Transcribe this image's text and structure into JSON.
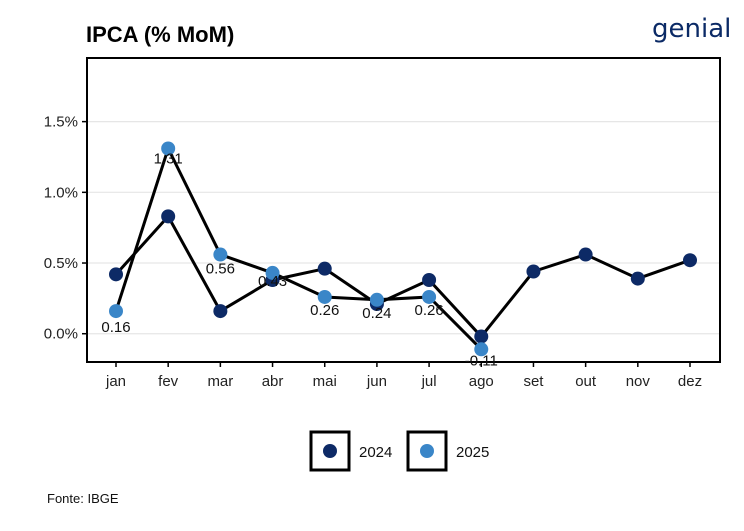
{
  "header": {
    "title": "IPCA (% MoM)",
    "logo_text": "genial"
  },
  "footer": {
    "source": "Fonte: IBGE"
  },
  "chart_data": {
    "type": "line",
    "title": "IPCA (% MoM)",
    "xlabel": "",
    "ylabel": "",
    "categories": [
      "jan",
      "fev",
      "mar",
      "abr",
      "mai",
      "jun",
      "jul",
      "ago",
      "set",
      "out",
      "nov",
      "dez"
    ],
    "ylim": [
      -0.2,
      1.95
    ],
    "yticks": [
      0.0,
      0.5,
      1.0,
      1.5
    ],
    "ytick_labels": [
      "0.0%",
      "0.5%",
      "1.0%",
      "1.5%"
    ],
    "grid": "horizontal",
    "legend_position": "bottom-center",
    "series": [
      {
        "name": "2024",
        "color": "#0d2a66",
        "values": [
          0.42,
          0.83,
          0.16,
          0.38,
          0.46,
          0.21,
          0.38,
          -0.02,
          0.44,
          0.56,
          0.39,
          0.52
        ],
        "labels": null
      },
      {
        "name": "2025",
        "color": "#3a86c8",
        "values": [
          0.16,
          1.31,
          0.56,
          0.43,
          0.26,
          0.24,
          0.26,
          -0.11,
          null,
          null,
          null,
          null
        ],
        "labels": [
          "0.16",
          "1.31",
          "0.56",
          "0.43",
          "0.26",
          "0.24",
          "0.26",
          "-0.11",
          null,
          null,
          null,
          null
        ]
      }
    ]
  }
}
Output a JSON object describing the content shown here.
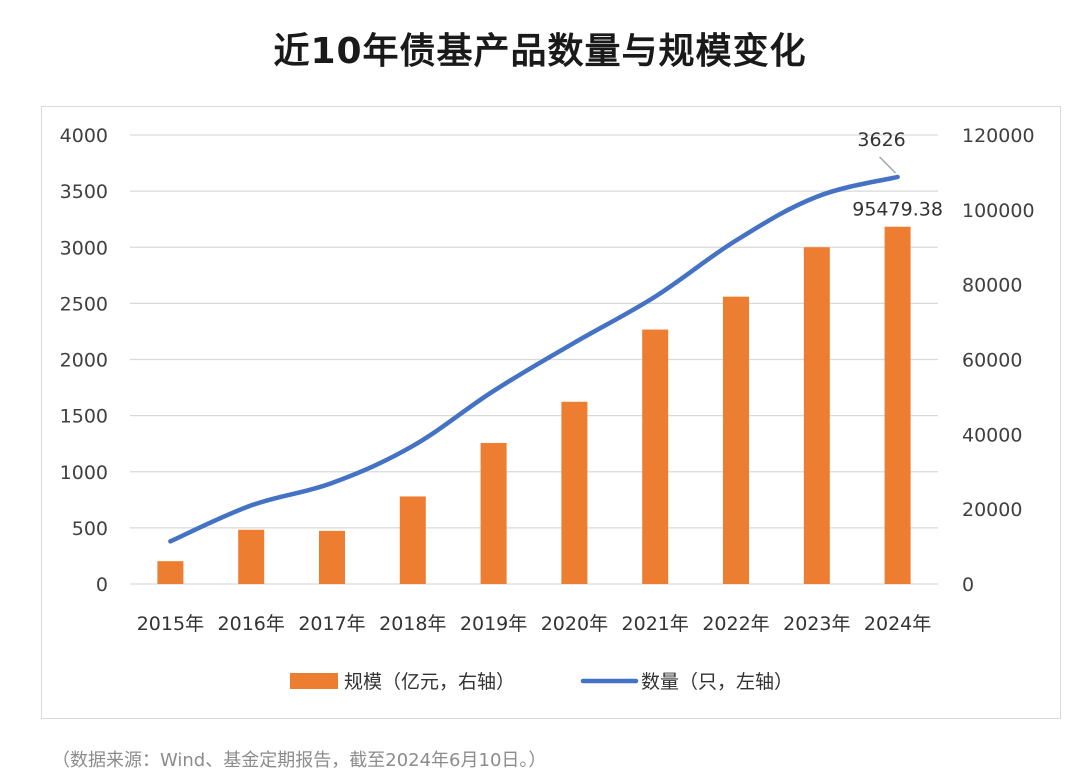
{
  "title": "近10年债基产品数量与规模变化",
  "source_note": "（数据来源：Wind、基金定期报告，截至2024年6月10日。）",
  "colors": {
    "bar": "#ED7D31",
    "line": "#4472C4",
    "grid": "#d9d9d9",
    "frame": "#d9d9d9"
  },
  "chart_data": {
    "type": "bar",
    "title": "近10年债基产品数量与规模变化",
    "categories": [
      "2015年",
      "2016年",
      "2017年",
      "2018年",
      "2019年",
      "2020年",
      "2021年",
      "2022年",
      "2023年",
      "2024年"
    ],
    "series": [
      {
        "name": "规模（亿元，右轴）",
        "type": "bar",
        "axis": "right",
        "color": "#ED7D31",
        "values": [
          6100,
          14500,
          14200,
          23400,
          37700,
          48700,
          68000,
          76800,
          90000,
          95479.38
        ]
      },
      {
        "name": "数量（只，左轴）",
        "type": "line",
        "axis": "left",
        "color": "#4472C4",
        "values": [
          380,
          700,
          900,
          1230,
          1720,
          2150,
          2560,
          3060,
          3450,
          3626
        ]
      }
    ],
    "y_left": {
      "min": 0,
      "max": 4000,
      "ticks": [
        "0",
        "500",
        "1000",
        "1500",
        "2000",
        "2500",
        "3000",
        "3500",
        "4000"
      ]
    },
    "y_right": {
      "min": 0,
      "max": 120000,
      "ticks": [
        "0",
        "20000",
        "40000",
        "60000",
        "80000",
        "100000",
        "120000"
      ]
    },
    "data_labels": [
      {
        "series": "数量（只，左轴）",
        "category": "2024年",
        "text": "3626"
      },
      {
        "series": "规模（亿元，右轴）",
        "category": "2024年",
        "text": "95479.38"
      }
    ],
    "grid": true,
    "legend_position": "bottom"
  }
}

-------------------------

GOAL OF THE EXERCISE: Filter the entries down to the lines with the word "title" in them.

REPLY:
    "title": "IPCA (% MoM)",
    "title": "IPCA (% MoM)",
  "title": "近10年债基产品数量与规模变化",
    "title": "近10年债基产品数量与规模变化",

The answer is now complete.